Records for this exercise:
========
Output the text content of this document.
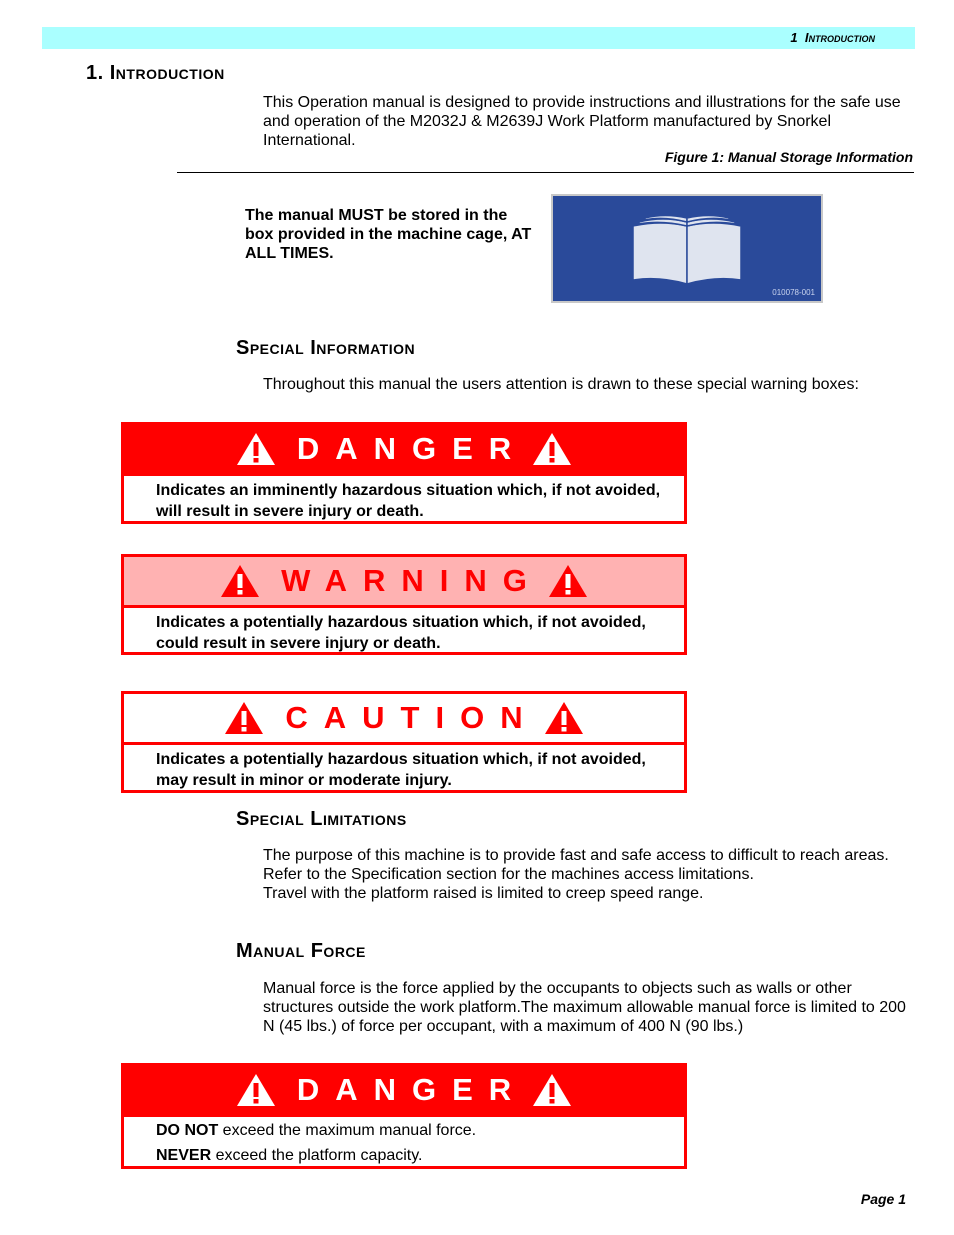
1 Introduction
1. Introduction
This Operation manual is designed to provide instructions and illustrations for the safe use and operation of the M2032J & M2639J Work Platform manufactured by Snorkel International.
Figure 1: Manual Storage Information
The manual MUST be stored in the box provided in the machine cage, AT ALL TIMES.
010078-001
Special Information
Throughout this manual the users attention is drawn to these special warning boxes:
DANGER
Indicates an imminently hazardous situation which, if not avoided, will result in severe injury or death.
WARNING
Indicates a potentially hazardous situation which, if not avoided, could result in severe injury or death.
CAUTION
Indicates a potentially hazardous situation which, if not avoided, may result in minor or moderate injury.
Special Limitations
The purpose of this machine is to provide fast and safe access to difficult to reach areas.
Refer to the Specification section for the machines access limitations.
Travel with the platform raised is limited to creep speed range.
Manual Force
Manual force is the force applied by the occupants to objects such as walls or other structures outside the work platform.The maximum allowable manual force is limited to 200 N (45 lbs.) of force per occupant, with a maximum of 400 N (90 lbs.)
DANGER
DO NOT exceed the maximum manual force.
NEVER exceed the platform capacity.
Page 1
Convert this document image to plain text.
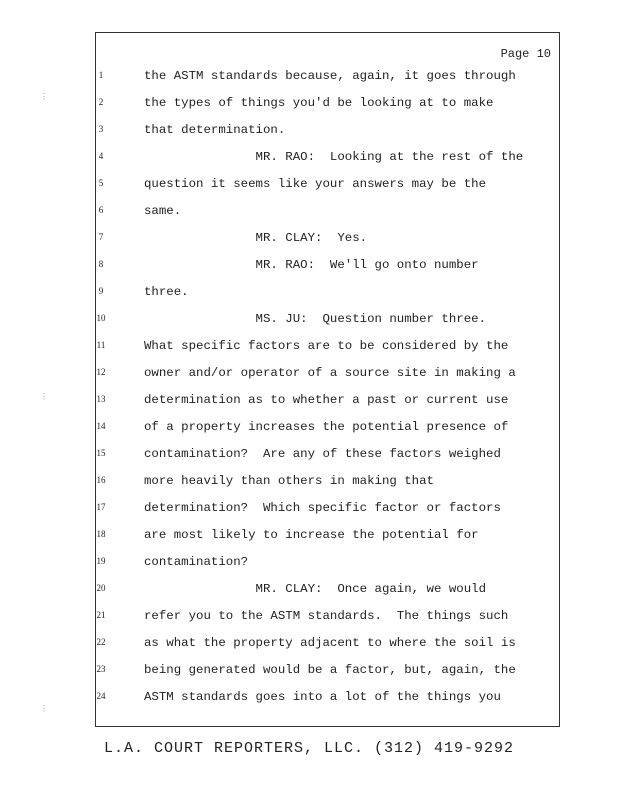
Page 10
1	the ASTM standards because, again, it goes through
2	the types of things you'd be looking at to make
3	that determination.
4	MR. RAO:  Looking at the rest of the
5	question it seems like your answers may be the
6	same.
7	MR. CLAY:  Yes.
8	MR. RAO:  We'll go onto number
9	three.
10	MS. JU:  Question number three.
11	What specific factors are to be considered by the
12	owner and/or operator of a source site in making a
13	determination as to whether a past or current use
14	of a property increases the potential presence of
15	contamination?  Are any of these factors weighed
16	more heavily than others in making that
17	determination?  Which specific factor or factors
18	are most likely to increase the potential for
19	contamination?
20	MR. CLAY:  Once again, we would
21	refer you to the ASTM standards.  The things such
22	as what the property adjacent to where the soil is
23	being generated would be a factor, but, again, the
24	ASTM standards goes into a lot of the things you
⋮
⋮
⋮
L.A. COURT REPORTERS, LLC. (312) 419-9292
========
Aim:
Count every line of the material above that holds the string "such", then state only the total.

Problem solution:
2